Instruction: Extract each line of the data below exactly as written.

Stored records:
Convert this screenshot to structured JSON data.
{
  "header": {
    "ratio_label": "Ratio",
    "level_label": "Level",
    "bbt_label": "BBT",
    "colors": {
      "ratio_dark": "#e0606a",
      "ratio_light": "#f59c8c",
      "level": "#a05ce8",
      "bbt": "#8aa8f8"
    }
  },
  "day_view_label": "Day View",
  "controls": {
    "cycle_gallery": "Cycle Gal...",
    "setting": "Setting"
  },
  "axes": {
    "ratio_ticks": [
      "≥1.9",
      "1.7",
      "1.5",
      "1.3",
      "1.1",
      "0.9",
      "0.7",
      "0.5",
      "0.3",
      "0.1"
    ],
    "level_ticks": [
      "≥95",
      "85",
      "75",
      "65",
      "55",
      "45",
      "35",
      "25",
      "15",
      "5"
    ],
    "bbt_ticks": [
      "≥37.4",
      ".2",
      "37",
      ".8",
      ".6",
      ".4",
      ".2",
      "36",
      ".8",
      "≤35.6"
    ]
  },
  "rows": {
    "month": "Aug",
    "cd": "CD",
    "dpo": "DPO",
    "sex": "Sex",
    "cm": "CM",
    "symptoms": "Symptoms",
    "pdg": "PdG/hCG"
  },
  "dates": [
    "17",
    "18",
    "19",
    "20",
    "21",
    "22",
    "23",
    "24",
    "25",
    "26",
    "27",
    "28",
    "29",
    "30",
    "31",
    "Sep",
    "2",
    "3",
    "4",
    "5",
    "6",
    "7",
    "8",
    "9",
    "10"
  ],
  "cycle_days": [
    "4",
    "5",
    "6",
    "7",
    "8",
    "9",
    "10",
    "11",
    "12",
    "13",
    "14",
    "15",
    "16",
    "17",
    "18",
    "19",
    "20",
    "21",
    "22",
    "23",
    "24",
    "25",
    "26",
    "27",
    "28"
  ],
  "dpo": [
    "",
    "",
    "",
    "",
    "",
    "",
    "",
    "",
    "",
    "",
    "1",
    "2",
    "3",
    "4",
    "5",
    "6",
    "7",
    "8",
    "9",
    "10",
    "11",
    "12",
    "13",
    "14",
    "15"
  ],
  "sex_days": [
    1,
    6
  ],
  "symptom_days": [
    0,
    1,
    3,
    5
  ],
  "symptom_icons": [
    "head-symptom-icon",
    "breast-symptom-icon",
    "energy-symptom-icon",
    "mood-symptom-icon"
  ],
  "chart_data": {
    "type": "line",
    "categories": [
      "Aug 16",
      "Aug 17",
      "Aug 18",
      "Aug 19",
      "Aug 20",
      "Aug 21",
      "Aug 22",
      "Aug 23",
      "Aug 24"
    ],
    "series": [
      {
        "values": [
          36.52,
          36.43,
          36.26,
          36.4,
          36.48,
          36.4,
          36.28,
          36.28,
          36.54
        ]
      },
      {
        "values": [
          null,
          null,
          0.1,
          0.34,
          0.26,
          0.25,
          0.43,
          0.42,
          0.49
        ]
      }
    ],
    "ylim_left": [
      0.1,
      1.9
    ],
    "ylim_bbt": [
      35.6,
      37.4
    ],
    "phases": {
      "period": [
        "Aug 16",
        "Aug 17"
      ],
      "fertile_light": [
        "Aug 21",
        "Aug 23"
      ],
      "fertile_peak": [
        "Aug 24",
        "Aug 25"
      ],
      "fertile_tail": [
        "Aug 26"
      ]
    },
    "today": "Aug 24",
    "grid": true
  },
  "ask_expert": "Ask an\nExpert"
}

Expected output:
Convert this screenshot to structured JSON data.
{
  "header": {
    "ratio_label": "Ratio",
    "level_label": "Level",
    "bbt_label": "BBT",
    "colors": {
      "ratio_dark": "#e0606a",
      "ratio_light": "#f59c8c",
      "level": "#a05ce8",
      "bbt": "#8aa8f8"
    }
  },
  "day_view_label": "Day View",
  "controls": {
    "cycle_gallery": "Cycle Gal...",
    "setting": "Setting"
  },
  "axes": {
    "ratio_ticks": [
      "≥1.9",
      "1.7",
      "1.5",
      "1.3",
      "1.1",
      "0.9",
      "0.7",
      "0.5",
      "0.3",
      "0.1"
    ],
    "level_ticks": [
      "≥95",
      "85",
      "75",
      "65",
      "55",
      "45",
      "35",
      "25",
      "15",
      "5"
    ],
    "bbt_ticks": [
      "≥37.4",
      ".2",
      "37",
      ".8",
      ".6",
      ".4",
      ".2",
      "36",
      ".8",
      "≤35.6"
    ]
  },
  "rows": {
    "month": "Aug",
    "cd": "CD",
    "dpo": "DPO",
    "sex": "Sex",
    "cm": "CM",
    "symptoms": "Symptoms",
    "pdg": "PdG/hCG"
  },
  "dates": [
    "17",
    "18",
    "19",
    "20",
    "21",
    "22",
    "23",
    "24",
    "25",
    "26",
    "27",
    "28",
    "29",
    "30",
    "31",
    "Sep",
    "2",
    "3",
    "4",
    "5",
    "6",
    "7",
    "8",
    "9",
    "10"
  ],
  "cycle_days": [
    "4",
    "5",
    "6",
    "7",
    "8",
    "9",
    "10",
    "11",
    "12",
    "13",
    "14",
    "15",
    "16",
    "17",
    "18",
    "19",
    "20",
    "21",
    "22",
    "23",
    "24",
    "25",
    "26",
    "27",
    "28"
  ],
  "dpo": [
    "",
    "",
    "",
    "",
    "",
    "",
    "",
    "",
    "",
    "",
    "1",
    "2",
    "3",
    "4",
    "5",
    "6",
    "7",
    "8",
    "9",
    "10",
    "11",
    "12",
    "13",
    "14",
    "15"
  ],
  "sex_days": [
    1,
    6
  ],
  "symptom_days": [
    0,
    1,
    3,
    5
  ],
  "symptom_icons": [
    "head-symptom-icon",
    "breast-symptom-icon",
    "energy-symptom-icon",
    "mood-symptom-icon"
  ],
  "chart_data": {
    "type": "line",
    "categories": [
      "Aug 16",
      "Aug 17",
      "Aug 18",
      "Aug 19",
      "Aug 20",
      "Aug 21",
      "Aug 22",
      "Aug 23",
      "Aug 24"
    ],
    "series": [
      {
        "values": [
          36.52,
          36.43,
          36.26,
          36.4,
          36.48,
          36.4,
          36.28,
          36.28,
          36.54
        ]
      },
      {
        "values": [
          null,
          null,
          0.1,
          0.34,
          0.26,
          0.25,
          0.43,
          0.42,
          0.49
        ]
      }
    ],
    "ylim_left": [
      0.1,
      1.9
    ],
    "ylim_bbt": [
      35.6,
      37.4
    ],
    "phases": {
      "period": [
        "Aug 16",
        "Aug 17"
      ],
      "fertile_light": [
        "Aug 21",
        "Aug 23"
      ],
      "fertile_peak": [
        "Aug 24",
        "Aug 25"
      ],
      "fertile_tail": [
        "Aug 26"
      ]
    },
    "today": "Aug 24",
    "grid": true
  },
  "ask_expert": "Ask an\nExpert"
}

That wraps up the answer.